EXERCISE OBJECTIVE: Write out the entries below once more, exactly.

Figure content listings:
/---
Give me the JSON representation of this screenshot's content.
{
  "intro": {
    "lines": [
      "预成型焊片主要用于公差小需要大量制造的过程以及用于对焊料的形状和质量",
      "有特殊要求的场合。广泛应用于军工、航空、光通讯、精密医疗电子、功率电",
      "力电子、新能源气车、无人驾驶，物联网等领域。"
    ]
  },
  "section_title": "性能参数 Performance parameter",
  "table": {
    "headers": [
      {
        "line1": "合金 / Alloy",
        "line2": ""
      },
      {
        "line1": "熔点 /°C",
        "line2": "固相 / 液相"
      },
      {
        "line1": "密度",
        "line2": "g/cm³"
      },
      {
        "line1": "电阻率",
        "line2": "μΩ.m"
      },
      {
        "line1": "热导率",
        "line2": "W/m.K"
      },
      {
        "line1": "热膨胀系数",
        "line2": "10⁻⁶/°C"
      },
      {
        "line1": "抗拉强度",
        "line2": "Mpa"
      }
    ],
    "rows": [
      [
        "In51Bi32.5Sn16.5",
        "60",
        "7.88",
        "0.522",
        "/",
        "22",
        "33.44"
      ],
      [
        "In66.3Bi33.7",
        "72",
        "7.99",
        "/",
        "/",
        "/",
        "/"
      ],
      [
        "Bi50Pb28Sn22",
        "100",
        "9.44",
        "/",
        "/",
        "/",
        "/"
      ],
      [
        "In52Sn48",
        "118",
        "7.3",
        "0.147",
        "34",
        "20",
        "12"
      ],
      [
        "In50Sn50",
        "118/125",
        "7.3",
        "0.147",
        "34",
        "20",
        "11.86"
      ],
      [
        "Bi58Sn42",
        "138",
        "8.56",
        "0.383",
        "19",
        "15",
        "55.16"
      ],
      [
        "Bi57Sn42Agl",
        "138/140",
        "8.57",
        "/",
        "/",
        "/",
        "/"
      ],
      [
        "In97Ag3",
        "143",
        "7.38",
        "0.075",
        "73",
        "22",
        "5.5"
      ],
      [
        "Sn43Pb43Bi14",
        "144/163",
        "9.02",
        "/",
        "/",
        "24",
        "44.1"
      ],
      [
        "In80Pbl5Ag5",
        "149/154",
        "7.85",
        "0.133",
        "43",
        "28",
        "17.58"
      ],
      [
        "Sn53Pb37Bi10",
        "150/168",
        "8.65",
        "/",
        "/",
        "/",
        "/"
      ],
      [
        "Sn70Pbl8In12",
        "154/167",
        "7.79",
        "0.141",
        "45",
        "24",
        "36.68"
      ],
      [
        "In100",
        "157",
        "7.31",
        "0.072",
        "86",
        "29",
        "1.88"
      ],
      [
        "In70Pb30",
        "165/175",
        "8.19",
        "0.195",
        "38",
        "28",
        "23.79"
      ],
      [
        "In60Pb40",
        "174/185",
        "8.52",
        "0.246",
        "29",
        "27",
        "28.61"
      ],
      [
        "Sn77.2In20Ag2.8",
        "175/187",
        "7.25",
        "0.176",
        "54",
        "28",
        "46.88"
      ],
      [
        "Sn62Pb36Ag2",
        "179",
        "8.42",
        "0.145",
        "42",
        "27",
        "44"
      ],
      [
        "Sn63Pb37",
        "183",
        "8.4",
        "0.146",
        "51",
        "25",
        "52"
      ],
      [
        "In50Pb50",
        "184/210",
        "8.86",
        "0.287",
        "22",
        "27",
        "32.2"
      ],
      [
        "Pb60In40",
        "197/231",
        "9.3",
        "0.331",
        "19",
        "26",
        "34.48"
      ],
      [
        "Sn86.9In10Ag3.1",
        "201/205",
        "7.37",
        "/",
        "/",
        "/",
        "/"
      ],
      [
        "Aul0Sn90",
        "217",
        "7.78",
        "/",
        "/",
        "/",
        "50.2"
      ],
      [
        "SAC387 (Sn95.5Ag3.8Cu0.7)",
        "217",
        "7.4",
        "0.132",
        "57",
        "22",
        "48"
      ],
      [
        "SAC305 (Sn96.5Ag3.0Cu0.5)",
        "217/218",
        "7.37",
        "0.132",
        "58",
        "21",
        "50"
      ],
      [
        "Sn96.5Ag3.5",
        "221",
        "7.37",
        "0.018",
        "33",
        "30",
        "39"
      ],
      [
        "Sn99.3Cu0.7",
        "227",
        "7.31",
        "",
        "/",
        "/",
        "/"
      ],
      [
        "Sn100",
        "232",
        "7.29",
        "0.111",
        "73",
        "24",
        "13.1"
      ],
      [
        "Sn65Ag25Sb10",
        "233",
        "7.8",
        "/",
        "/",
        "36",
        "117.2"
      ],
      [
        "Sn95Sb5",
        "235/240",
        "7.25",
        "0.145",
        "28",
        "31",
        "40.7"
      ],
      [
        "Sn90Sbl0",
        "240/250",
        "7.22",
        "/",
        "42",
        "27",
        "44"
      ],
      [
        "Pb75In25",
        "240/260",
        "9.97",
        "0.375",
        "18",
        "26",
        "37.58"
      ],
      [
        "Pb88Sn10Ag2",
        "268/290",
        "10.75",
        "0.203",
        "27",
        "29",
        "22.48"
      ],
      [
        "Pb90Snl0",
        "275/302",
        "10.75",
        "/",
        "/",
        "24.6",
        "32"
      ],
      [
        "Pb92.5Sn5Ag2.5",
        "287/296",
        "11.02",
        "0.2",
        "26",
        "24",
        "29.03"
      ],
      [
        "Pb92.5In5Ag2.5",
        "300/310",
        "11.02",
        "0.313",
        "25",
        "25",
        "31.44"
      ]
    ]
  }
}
\---
ANSWER TO THIS TASK:
Give me the JSON representation of this screenshot's content.
{
  "intro": {
    "lines": [
      "预成型焊片主要用于公差小需要大量制造的过程以及用于对焊料的形状和质量",
      "有特殊要求的场合。广泛应用于军工、航空、光通讯、精密医疗电子、功率电",
      "力电子、新能源气车、无人驾驶，物联网等领域。"
    ]
  },
  "section_title": "性能参数 Performance parameter",
  "table": {
    "headers": [
      {
        "line1": "合金 / Alloy",
        "line2": ""
      },
      {
        "line1": "熔点 /°C",
        "line2": "固相 / 液相"
      },
      {
        "line1": "密度",
        "line2": "g/cm³"
      },
      {
        "line1": "电阻率",
        "line2": "μΩ.m"
      },
      {
        "line1": "热导率",
        "line2": "W/m.K"
      },
      {
        "line1": "热膨胀系数",
        "line2": "10⁻⁶/°C"
      },
      {
        "line1": "抗拉强度",
        "line2": "Mpa"
      }
    ],
    "rows": [
      [
        "In51Bi32.5Sn16.5",
        "60",
        "7.88",
        "0.522",
        "/",
        "22",
        "33.44"
      ],
      [
        "In66.3Bi33.7",
        "72",
        "7.99",
        "/",
        "/",
        "/",
        "/"
      ],
      [
        "Bi50Pb28Sn22",
        "100",
        "9.44",
        "/",
        "/",
        "/",
        "/"
      ],
      [
        "In52Sn48",
        "118",
        "7.3",
        "0.147",
        "34",
        "20",
        "12"
      ],
      [
        "In50Sn50",
        "118/125",
        "7.3",
        "0.147",
        "34",
        "20",
        "11.86"
      ],
      [
        "Bi58Sn42",
        "138",
        "8.56",
        "0.383",
        "19",
        "15",
        "55.16"
      ],
      [
        "Bi57Sn42Agl",
        "138/140",
        "8.57",
        "/",
        "/",
        "/",
        "/"
      ],
      [
        "In97Ag3",
        "143",
        "7.38",
        "0.075",
        "73",
        "22",
        "5.5"
      ],
      [
        "Sn43Pb43Bi14",
        "144/163",
        "9.02",
        "/",
        "/",
        "24",
        "44.1"
      ],
      [
        "In80Pbl5Ag5",
        "149/154",
        "7.85",
        "0.133",
        "43",
        "28",
        "17.58"
      ],
      [
        "Sn53Pb37Bi10",
        "150/168",
        "8.65",
        "/",
        "/",
        "/",
        "/"
      ],
      [
        "Sn70Pbl8In12",
        "154/167",
        "7.79",
        "0.141",
        "45",
        "24",
        "36.68"
      ],
      [
        "In100",
        "157",
        "7.31",
        "0.072",
        "86",
        "29",
        "1.88"
      ],
      [
        "In70Pb30",
        "165/175",
        "8.19",
        "0.195",
        "38",
        "28",
        "23.79"
      ],
      [
        "In60Pb40",
        "174/185",
        "8.52",
        "0.246",
        "29",
        "27",
        "28.61"
      ],
      [
        "Sn77.2In20Ag2.8",
        "175/187",
        "7.25",
        "0.176",
        "54",
        "28",
        "46.88"
      ],
      [
        "Sn62Pb36Ag2",
        "179",
        "8.42",
        "0.145",
        "42",
        "27",
        "44"
      ],
      [
        "Sn63Pb37",
        "183",
        "8.4",
        "0.146",
        "51",
        "25",
        "52"
      ],
      [
        "In50Pb50",
        "184/210",
        "8.86",
        "0.287",
        "22",
        "27",
        "32.2"
      ],
      [
        "Pb60In40",
        "197/231",
        "9.3",
        "0.331",
        "19",
        "26",
        "34.48"
      ],
      [
        "Sn86.9In10Ag3.1",
        "201/205",
        "7.37",
        "/",
        "/",
        "/",
        "/"
      ],
      [
        "Aul0Sn90",
        "217",
        "7.78",
        "/",
        "/",
        "/",
        "50.2"
      ],
      [
        "SAC387 (Sn95.5Ag3.8Cu0.7)",
        "217",
        "7.4",
        "0.132",
        "57",
        "22",
        "48"
      ],
      [
        "SAC305 (Sn96.5Ag3.0Cu0.5)",
        "217/218",
        "7.37",
        "0.132",
        "58",
        "21",
        "50"
      ],
      [
        "Sn96.5Ag3.5",
        "221",
        "7.37",
        "0.018",
        "33",
        "30",
        "39"
      ],
      [
        "Sn99.3Cu0.7",
        "227",
        "7.31",
        "",
        "/",
        "/",
        "/"
      ],
      [
        "Sn100",
        "232",
        "7.29",
        "0.111",
        "73",
        "24",
        "13.1"
      ],
      [
        "Sn65Ag25Sb10",
        "233",
        "7.8",
        "/",
        "/",
        "36",
        "117.2"
      ],
      [
        "Sn95Sb5",
        "235/240",
        "7.25",
        "0.145",
        "28",
        "31",
        "40.7"
      ],
      [
        "Sn90Sbl0",
        "240/250",
        "7.22",
        "/",
        "42",
        "27",
        "44"
      ],
      [
        "Pb75In25",
        "240/260",
        "9.97",
        "0.375",
        "18",
        "26",
        "37.58"
      ],
      [
        "Pb88Sn10Ag2",
        "268/290",
        "10.75",
        "0.203",
        "27",
        "29",
        "22.48"
      ],
      [
        "Pb90Snl0",
        "275/302",
        "10.75",
        "/",
        "/",
        "24.6",
        "32"
      ],
      [
        "Pb92.5Sn5Ag2.5",
        "287/296",
        "11.02",
        "0.2",
        "26",
        "24",
        "29.03"
      ],
      [
        "Pb92.5In5Ag2.5",
        "300/310",
        "11.02",
        "0.313",
        "25",
        "25",
        "31.44"
      ]
    ]
  }
}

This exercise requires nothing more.